▸ WRITTEN EXERCISE
Quote the records beneath, complete and exact. Leave out images.

+ + + + +

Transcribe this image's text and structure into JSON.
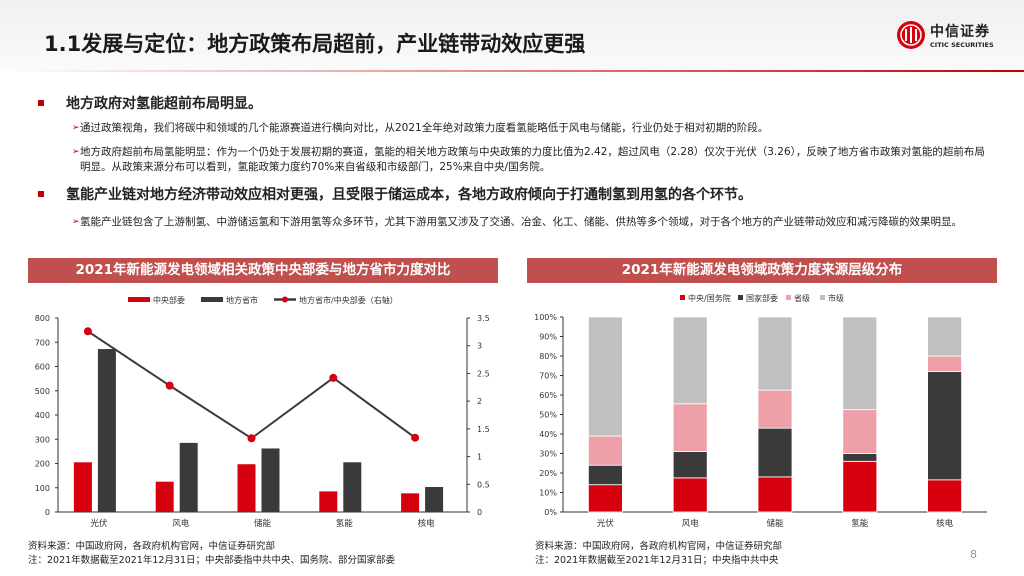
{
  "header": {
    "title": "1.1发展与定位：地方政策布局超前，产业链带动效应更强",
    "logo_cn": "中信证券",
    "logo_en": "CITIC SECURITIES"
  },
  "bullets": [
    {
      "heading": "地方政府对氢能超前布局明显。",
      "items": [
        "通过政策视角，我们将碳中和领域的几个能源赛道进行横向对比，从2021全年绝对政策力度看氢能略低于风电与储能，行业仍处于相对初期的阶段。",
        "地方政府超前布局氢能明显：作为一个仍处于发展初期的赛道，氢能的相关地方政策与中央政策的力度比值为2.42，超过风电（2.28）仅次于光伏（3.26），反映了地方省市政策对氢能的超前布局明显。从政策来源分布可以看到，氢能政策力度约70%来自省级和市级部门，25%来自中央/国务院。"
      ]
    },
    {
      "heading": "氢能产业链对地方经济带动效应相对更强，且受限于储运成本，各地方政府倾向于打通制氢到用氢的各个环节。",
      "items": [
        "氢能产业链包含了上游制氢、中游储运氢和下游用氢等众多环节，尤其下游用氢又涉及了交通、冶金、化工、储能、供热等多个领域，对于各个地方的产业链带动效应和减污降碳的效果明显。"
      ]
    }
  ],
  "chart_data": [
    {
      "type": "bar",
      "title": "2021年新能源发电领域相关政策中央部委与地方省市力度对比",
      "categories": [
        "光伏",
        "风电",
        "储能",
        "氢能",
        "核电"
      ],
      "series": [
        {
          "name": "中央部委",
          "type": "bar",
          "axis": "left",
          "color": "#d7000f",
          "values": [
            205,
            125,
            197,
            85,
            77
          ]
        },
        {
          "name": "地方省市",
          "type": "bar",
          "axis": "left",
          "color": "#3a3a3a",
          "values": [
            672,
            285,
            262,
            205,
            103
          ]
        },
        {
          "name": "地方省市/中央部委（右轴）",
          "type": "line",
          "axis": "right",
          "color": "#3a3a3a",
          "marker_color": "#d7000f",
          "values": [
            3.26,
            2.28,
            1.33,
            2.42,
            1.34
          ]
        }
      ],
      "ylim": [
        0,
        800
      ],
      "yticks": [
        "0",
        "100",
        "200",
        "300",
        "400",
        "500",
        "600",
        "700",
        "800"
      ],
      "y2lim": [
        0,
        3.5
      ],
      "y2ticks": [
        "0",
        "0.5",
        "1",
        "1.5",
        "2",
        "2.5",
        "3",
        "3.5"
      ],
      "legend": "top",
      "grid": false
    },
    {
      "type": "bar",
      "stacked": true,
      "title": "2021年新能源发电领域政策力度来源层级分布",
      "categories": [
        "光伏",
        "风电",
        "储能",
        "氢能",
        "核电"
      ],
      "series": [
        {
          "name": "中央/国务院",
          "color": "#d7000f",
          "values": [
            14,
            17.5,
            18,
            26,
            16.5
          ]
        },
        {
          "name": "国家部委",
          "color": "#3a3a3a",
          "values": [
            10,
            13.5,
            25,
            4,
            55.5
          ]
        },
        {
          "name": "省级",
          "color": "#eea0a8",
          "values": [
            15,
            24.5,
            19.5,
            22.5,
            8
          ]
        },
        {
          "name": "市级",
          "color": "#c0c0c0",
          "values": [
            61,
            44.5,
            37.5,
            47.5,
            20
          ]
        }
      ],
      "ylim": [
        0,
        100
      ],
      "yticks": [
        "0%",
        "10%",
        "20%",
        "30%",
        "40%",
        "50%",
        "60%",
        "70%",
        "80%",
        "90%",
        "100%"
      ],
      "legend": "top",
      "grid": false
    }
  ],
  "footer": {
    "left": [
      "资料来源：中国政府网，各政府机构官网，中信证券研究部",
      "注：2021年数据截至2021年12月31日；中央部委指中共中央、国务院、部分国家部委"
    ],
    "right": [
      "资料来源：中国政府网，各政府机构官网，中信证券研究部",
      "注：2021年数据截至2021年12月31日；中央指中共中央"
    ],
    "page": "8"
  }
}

+ + + + +

▸ TASK RESPONSE
Transcribe this image's text and structure into JSON.
{
  "header": {
    "title": "1.1发展与定位：地方政策布局超前，产业链带动效应更强",
    "logo_cn": "中信证券",
    "logo_en": "CITIC SECURITIES"
  },
  "bullets": [
    {
      "heading": "地方政府对氢能超前布局明显。",
      "items": [
        "通过政策视角，我们将碳中和领域的几个能源赛道进行横向对比，从2021全年绝对政策力度看氢能略低于风电与储能，行业仍处于相对初期的阶段。",
        "地方政府超前布局氢能明显：作为一个仍处于发展初期的赛道，氢能的相关地方政策与中央政策的力度比值为2.42，超过风电（2.28）仅次于光伏（3.26），反映了地方省市政策对氢能的超前布局明显。从政策来源分布可以看到，氢能政策力度约70%来自省级和市级部门，25%来自中央/国务院。"
      ]
    },
    {
      "heading": "氢能产业链对地方经济带动效应相对更强，且受限于储运成本，各地方政府倾向于打通制氢到用氢的各个环节。",
      "items": [
        "氢能产业链包含了上游制氢、中游储运氢和下游用氢等众多环节，尤其下游用氢又涉及了交通、冶金、化工、储能、供热等多个领域，对于各个地方的产业链带动效应和减污降碳的效果明显。"
      ]
    }
  ],
  "chart_data": [
    {
      "type": "bar",
      "title": "2021年新能源发电领域相关政策中央部委与地方省市力度对比",
      "categories": [
        "光伏",
        "风电",
        "储能",
        "氢能",
        "核电"
      ],
      "series": [
        {
          "name": "中央部委",
          "type": "bar",
          "axis": "left",
          "color": "#d7000f",
          "values": [
            205,
            125,
            197,
            85,
            77
          ]
        },
        {
          "name": "地方省市",
          "type": "bar",
          "axis": "left",
          "color": "#3a3a3a",
          "values": [
            672,
            285,
            262,
            205,
            103
          ]
        },
        {
          "name": "地方省市/中央部委（右轴）",
          "type": "line",
          "axis": "right",
          "color": "#3a3a3a",
          "marker_color": "#d7000f",
          "values": [
            3.26,
            2.28,
            1.33,
            2.42,
            1.34
          ]
        }
      ],
      "ylim": [
        0,
        800
      ],
      "yticks": [
        "0",
        "100",
        "200",
        "300",
        "400",
        "500",
        "600",
        "700",
        "800"
      ],
      "y2lim": [
        0,
        3.5
      ],
      "y2ticks": [
        "0",
        "0.5",
        "1",
        "1.5",
        "2",
        "2.5",
        "3",
        "3.5"
      ],
      "legend": "top",
      "grid": false
    },
    {
      "type": "bar",
      "stacked": true,
      "title": "2021年新能源发电领域政策力度来源层级分布",
      "categories": [
        "光伏",
        "风电",
        "储能",
        "氢能",
        "核电"
      ],
      "series": [
        {
          "name": "中央/国务院",
          "color": "#d7000f",
          "values": [
            14,
            17.5,
            18,
            26,
            16.5
          ]
        },
        {
          "name": "国家部委",
          "color": "#3a3a3a",
          "values": [
            10,
            13.5,
            25,
            4,
            55.5
          ]
        },
        {
          "name": "省级",
          "color": "#eea0a8",
          "values": [
            15,
            24.5,
            19.5,
            22.5,
            8
          ]
        },
        {
          "name": "市级",
          "color": "#c0c0c0",
          "values": [
            61,
            44.5,
            37.5,
            47.5,
            20
          ]
        }
      ],
      "ylim": [
        0,
        100
      ],
      "yticks": [
        "0%",
        "10%",
        "20%",
        "30%",
        "40%",
        "50%",
        "60%",
        "70%",
        "80%",
        "90%",
        "100%"
      ],
      "legend": "top",
      "grid": false
    }
  ],
  "footer": {
    "left": [
      "资料来源：中国政府网，各政府机构官网，中信证券研究部",
      "注：2021年数据截至2021年12月31日；中央部委指中共中央、国务院、部分国家部委"
    ],
    "right": [
      "资料来源：中国政府网，各政府机构官网，中信证券研究部",
      "注：2021年数据截至2021年12月31日；中央指中共中央"
    ],
    "page": "8"
  }
}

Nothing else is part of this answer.